What is expected => Can you give these entries again with every "x-tick-label" replaced by "x-axis-tick" and everything else unchanged?

Input data =>
start
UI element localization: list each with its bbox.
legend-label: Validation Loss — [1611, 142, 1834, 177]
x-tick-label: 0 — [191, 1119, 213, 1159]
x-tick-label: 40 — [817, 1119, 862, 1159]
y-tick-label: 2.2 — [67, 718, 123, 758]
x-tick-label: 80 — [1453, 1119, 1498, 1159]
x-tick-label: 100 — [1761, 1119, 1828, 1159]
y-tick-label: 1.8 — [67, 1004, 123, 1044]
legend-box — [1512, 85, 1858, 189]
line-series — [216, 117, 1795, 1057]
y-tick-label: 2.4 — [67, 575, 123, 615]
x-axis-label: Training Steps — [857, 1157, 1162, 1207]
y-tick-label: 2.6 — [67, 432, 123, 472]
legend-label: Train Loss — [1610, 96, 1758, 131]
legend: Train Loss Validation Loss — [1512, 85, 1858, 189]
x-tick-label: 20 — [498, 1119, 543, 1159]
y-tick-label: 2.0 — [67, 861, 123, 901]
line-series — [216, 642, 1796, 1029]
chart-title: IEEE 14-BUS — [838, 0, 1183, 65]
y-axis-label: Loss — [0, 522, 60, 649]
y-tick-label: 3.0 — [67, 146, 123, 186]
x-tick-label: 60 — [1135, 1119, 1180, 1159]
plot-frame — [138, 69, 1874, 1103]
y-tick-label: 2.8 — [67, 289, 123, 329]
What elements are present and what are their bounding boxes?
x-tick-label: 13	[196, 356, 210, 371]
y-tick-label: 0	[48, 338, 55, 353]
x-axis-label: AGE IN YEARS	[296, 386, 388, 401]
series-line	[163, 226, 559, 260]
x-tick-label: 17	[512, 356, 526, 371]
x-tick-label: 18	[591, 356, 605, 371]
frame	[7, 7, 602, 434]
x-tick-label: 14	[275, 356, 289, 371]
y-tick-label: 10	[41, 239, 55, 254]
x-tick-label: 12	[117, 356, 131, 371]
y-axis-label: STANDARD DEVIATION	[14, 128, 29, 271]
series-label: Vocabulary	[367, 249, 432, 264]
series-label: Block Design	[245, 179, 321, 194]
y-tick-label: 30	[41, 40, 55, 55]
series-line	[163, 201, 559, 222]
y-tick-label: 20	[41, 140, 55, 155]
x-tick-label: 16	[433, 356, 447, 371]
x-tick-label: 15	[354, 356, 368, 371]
end
Solution for this task =>
UI element localization: list each with its bbox.
legend-label: Validation Loss — [1611, 142, 1834, 177]
x-axis-tick: 0 — [191, 1119, 213, 1159]
x-axis-tick: 40 — [817, 1119, 862, 1159]
y-tick-label: 2.2 — [67, 718, 123, 758]
x-axis-tick: 80 — [1453, 1119, 1498, 1159]
x-axis-tick: 100 — [1761, 1119, 1828, 1159]
y-tick-label: 1.8 — [67, 1004, 123, 1044]
legend-box — [1512, 85, 1858, 189]
line-series — [216, 117, 1795, 1057]
y-tick-label: 2.4 — [67, 575, 123, 615]
x-axis-label: Training Steps — [857, 1157, 1162, 1207]
y-tick-label: 2.6 — [67, 432, 123, 472]
legend-label: Train Loss — [1610, 96, 1758, 131]
legend: Train Loss Validation Loss — [1512, 85, 1858, 189]
x-axis-tick: 20 — [498, 1119, 543, 1159]
y-tick-label: 2.0 — [67, 861, 123, 901]
line-series — [216, 642, 1796, 1029]
chart-title: IEEE 14-BUS — [838, 0, 1183, 65]
y-axis-label: Loss — [0, 522, 60, 649]
y-tick-label: 3.0 — [67, 146, 123, 186]
x-axis-tick: 60 — [1135, 1119, 1180, 1159]
plot-frame — [138, 69, 1874, 1103]
y-tick-label: 2.8 — [67, 289, 123, 329]
What elements are present and what are their bounding boxes?
x-axis-tick: 13	[196, 356, 210, 371]
y-tick-label: 0	[48, 338, 55, 353]
x-axis-label: AGE IN YEARS	[296, 386, 388, 401]
series-line	[163, 226, 559, 260]
x-axis-tick: 17	[512, 356, 526, 371]
x-axis-tick: 18	[591, 356, 605, 371]
frame	[7, 7, 602, 434]
x-axis-tick: 14	[275, 356, 289, 371]
y-tick-label: 10	[41, 239, 55, 254]
x-axis-tick: 12	[117, 356, 131, 371]
y-axis-label: STANDARD DEVIATION	[14, 128, 29, 271]
series-label: Vocabulary	[367, 249, 432, 264]
series-label: Block Design	[245, 179, 321, 194]
y-tick-label: 30	[41, 40, 55, 55]
series-line	[163, 201, 559, 222]
y-tick-label: 20	[41, 140, 55, 155]
x-axis-tick: 16	[433, 356, 447, 371]
x-axis-tick: 15	[354, 356, 368, 371]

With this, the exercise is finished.